_What the task asks_
Answer with a single number: how many lines in the listing below include "JSON"?

_Data shown_
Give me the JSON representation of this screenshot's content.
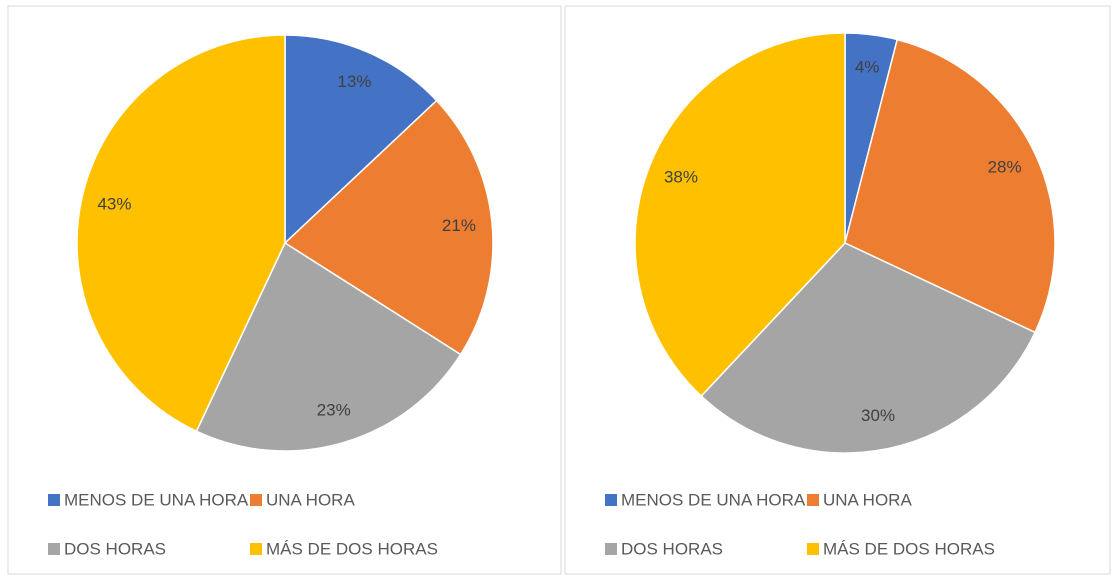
{
  "chart_data": [
    {
      "type": "pie",
      "categories": [
        "MENOS DE UNA HORA",
        "UNA HORA",
        "DOS HORAS",
        "MÁS DE DOS HORAS"
      ],
      "values": [
        13,
        21,
        23,
        43
      ],
      "value_labels": [
        "13%",
        "21%",
        "23%",
        "43%"
      ],
      "colors": [
        "#4472c4",
        "#ed7d31",
        "#a5a5a5",
        "#ffc000"
      ],
      "legend": "bottom"
    },
    {
      "type": "pie",
      "categories": [
        "MENOS DE UNA HORA",
        "UNA HORA",
        "DOS HORAS",
        "MÁS DE DOS HORAS"
      ],
      "values": [
        4,
        28,
        30,
        38
      ],
      "value_labels": [
        "4%",
        "28%",
        "30%",
        "38%"
      ],
      "colors": [
        "#4472c4",
        "#ed7d31",
        "#a5a5a5",
        "#ffc000"
      ],
      "legend": "bottom"
    }
  ]
}
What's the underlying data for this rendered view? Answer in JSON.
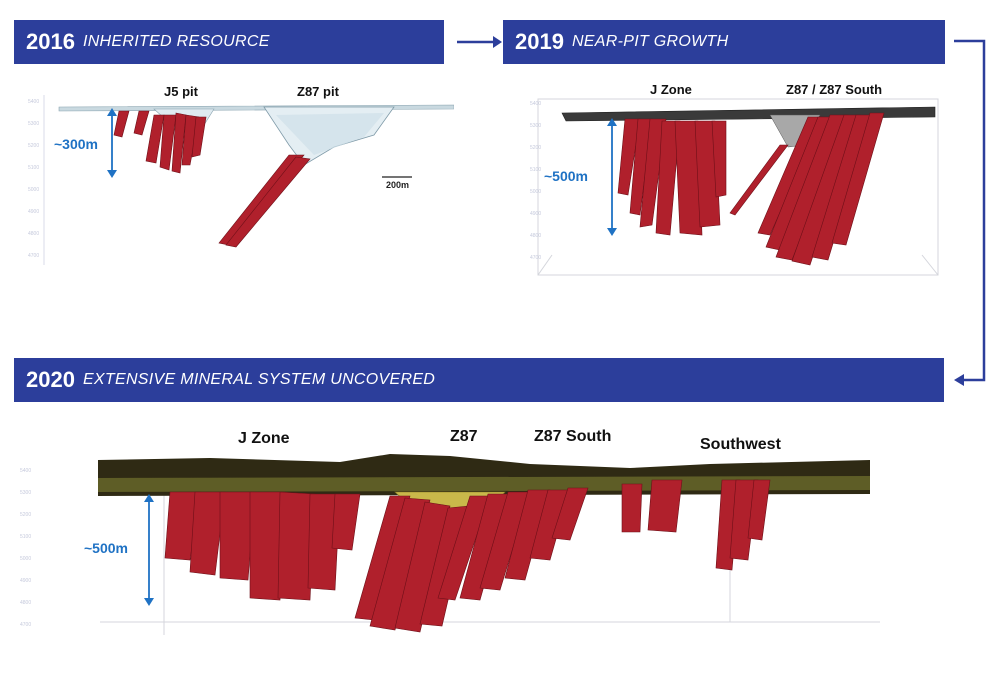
{
  "panels": [
    {
      "year": "2016",
      "subtitle": "INHERITED RESOURCE",
      "labels": [
        "J5 pit",
        "Z87 pit"
      ],
      "depth": "~300m",
      "scale": "200m"
    },
    {
      "year": "2019",
      "subtitle": "NEAR-PIT GROWTH",
      "labels": [
        "J Zone",
        "Z87 / Z87 South"
      ],
      "depth": "~500m"
    },
    {
      "year": "2020",
      "subtitle": "EXTENSIVE MINERAL SYSTEM UNCOVERED",
      "labels": [
        "J Zone",
        "Z87",
        "Z87 South",
        "Southwest"
      ],
      "depth": "~500m"
    }
  ],
  "colors": {
    "banner": "#2c3e9b",
    "ore": "#b0202c",
    "depth_arrow": "#1f72c4"
  }
}
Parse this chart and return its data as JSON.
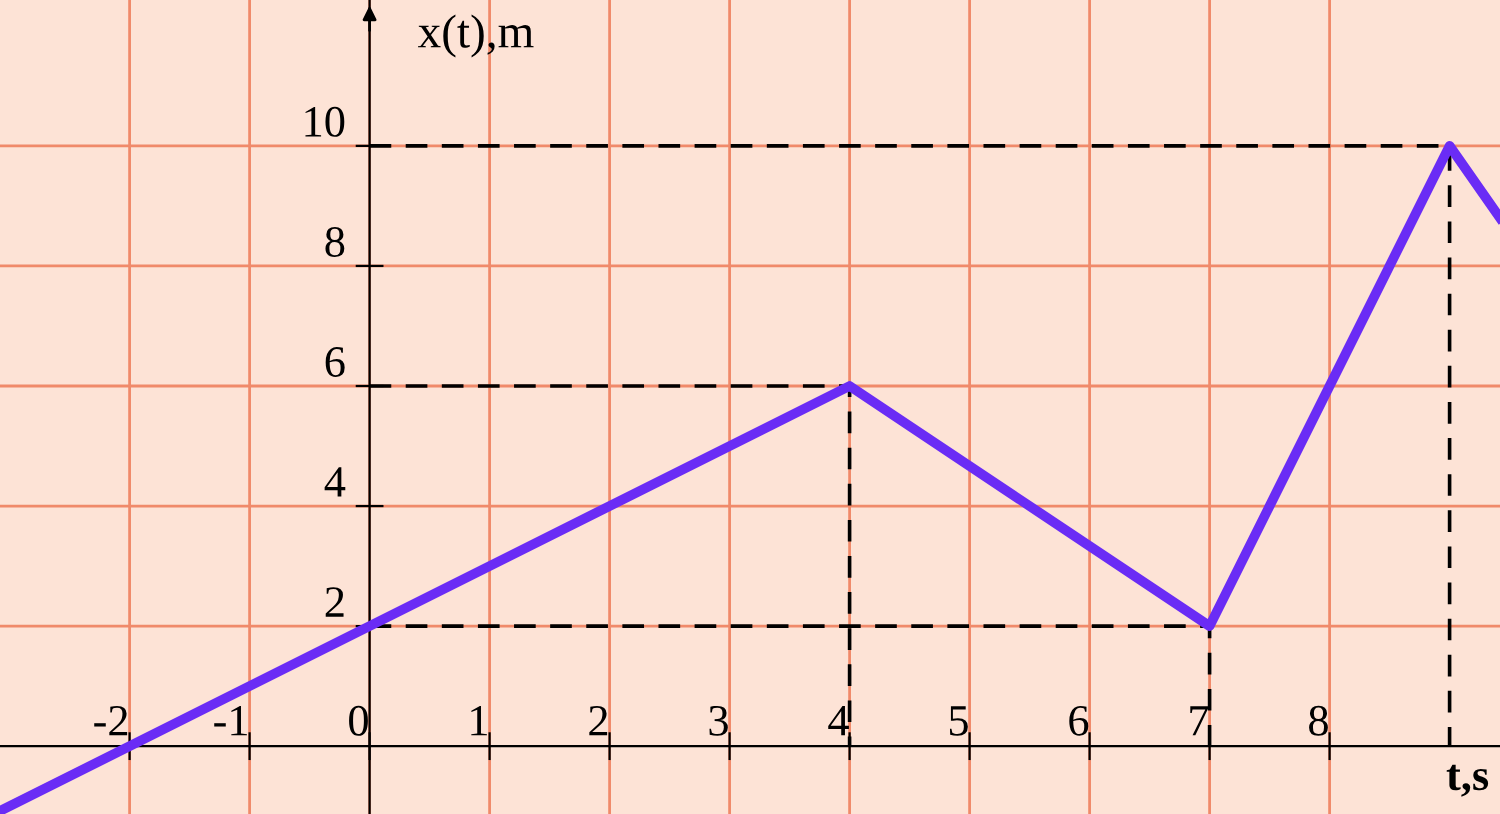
{
  "chart_data": {
    "type": "line",
    "xlabel": "t,s",
    "ylabel": "x(t),m",
    "x": [
      -3.08,
      4,
      7,
      9,
      9.42
    ],
    "series": [
      {
        "color": "#6a2cf5",
        "values": [
          -1.08,
          6,
          2,
          10,
          8.8
        ]
      },
      {
        "color": "#000000",
        "line_style": "dashed",
        "x": [
          0,
          9,
          9
        ],
        "values": [
          10,
          10,
          0
        ]
      },
      {
        "color": "#000000",
        "line_style": "dashed",
        "x": [
          0,
          4,
          4
        ],
        "values": [
          6,
          6,
          0
        ]
      },
      {
        "color": "#000000",
        "line_style": "dashed",
        "x": [
          0,
          7,
          7
        ],
        "values": [
          2,
          2,
          0
        ]
      }
    ],
    "xlim": [
      -3.08,
      9.42
    ],
    "ylim": [
      -1.13,
      12.43
    ],
    "xticks": [
      -2,
      -1,
      0,
      1,
      2,
      3,
      4,
      5,
      6,
      7,
      8
    ],
    "yticks": [
      2,
      4,
      6,
      8,
      10
    ],
    "grid": true,
    "legend": false,
    "marker": "none"
  }
}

_Answer to this exercise_
3